Work to complete: Find and copy lines holding "biến".
** start of Data for this exercise **
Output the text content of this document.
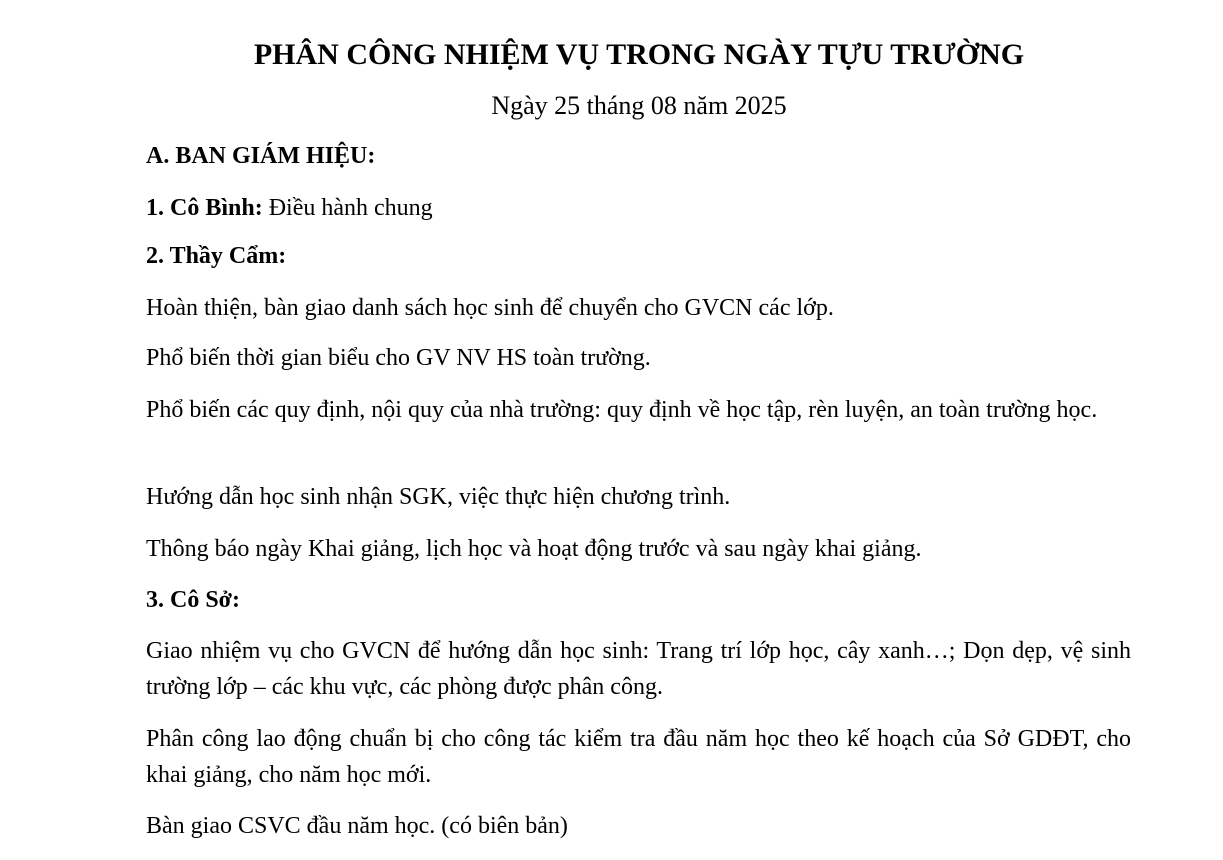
PHÂN CÔNG NHIỆM VỤ TRONG NGÀY TỰU TRƯỜNG
Ngày 25 tháng 08 năm 2025

A. BAN GIÁM HIỆU:

1. Cô Bình: Điều hành chung

2. Thầy Cẩm:

Hoàn thiện, bàn giao danh sách học sinh để chuyển cho GVCN các lớp.

Phổ biến thời gian biểu cho GV NV HS toàn trường.

Phổ biến các quy định, nội quy của nhà trường: quy định về học tập, rèn luyện, an toàn trường học.

Hướng dẫn học sinh nhận SGK, việc thực hiện chương trình.

Thông báo ngày Khai giảng, lịch học và hoạt động trước và sau ngày khai giảng.

3. Cô Sở:

Giao nhiệm vụ cho GVCN để hướng dẫn học sinh: Trang trí lớp học, cây xanh…; Dọn dẹp, vệ sinh trường lớp – các khu vực, các phòng được phân công.

Phân công lao động chuẩn bị cho công tác kiểm tra đầu năm học theo kế hoạch của Sở GDĐT, cho khai giảng, cho năm học mới.

Bàn giao CSVC đầu năm học. (có biên bản)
** end of Data for this exercise **
Answer:
Phổ biến thời gian biểu cho GV NV HS toàn trường.
Phổ biến các quy định, nội quy của nhà trường: quy định về học tập, rèn luyện, an toàn trường học.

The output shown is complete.